YOUR GOAL:
Give the number of lines holding the string "ราคาส", and nothing else.

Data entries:
┌──

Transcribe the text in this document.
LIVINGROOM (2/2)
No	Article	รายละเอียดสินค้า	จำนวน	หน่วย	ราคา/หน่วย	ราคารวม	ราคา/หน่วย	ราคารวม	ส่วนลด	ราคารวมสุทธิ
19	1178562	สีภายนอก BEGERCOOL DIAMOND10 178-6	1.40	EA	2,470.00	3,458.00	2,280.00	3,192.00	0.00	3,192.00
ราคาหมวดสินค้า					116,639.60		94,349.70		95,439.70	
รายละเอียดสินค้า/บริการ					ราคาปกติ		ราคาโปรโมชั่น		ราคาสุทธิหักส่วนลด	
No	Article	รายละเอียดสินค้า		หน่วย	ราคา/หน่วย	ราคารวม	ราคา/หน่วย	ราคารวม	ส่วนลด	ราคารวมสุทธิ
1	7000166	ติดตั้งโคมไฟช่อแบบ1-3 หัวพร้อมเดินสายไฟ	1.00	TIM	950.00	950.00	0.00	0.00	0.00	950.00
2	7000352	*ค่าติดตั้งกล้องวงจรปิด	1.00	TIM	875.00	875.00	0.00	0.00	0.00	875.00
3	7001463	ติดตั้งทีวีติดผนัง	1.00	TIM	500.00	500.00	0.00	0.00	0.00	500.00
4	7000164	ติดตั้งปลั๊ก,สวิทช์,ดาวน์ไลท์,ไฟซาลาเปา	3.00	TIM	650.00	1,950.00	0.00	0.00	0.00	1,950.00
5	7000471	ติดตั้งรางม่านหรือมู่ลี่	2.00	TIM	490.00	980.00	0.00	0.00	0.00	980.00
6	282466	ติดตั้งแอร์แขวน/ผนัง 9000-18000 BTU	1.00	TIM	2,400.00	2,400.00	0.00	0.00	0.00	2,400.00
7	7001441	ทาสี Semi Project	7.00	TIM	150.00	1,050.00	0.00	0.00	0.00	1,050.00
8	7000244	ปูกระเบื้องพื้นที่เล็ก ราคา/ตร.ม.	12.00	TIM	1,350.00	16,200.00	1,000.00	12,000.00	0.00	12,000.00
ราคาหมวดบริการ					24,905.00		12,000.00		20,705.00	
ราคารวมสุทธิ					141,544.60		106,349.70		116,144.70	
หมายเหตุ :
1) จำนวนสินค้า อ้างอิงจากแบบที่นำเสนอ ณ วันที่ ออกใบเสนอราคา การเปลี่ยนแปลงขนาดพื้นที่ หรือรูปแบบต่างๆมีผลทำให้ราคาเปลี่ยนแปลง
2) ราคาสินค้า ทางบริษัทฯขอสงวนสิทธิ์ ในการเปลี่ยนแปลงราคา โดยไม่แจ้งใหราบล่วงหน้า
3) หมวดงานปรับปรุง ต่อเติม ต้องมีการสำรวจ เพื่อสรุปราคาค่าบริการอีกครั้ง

└──

OUTPUT BELOW:
2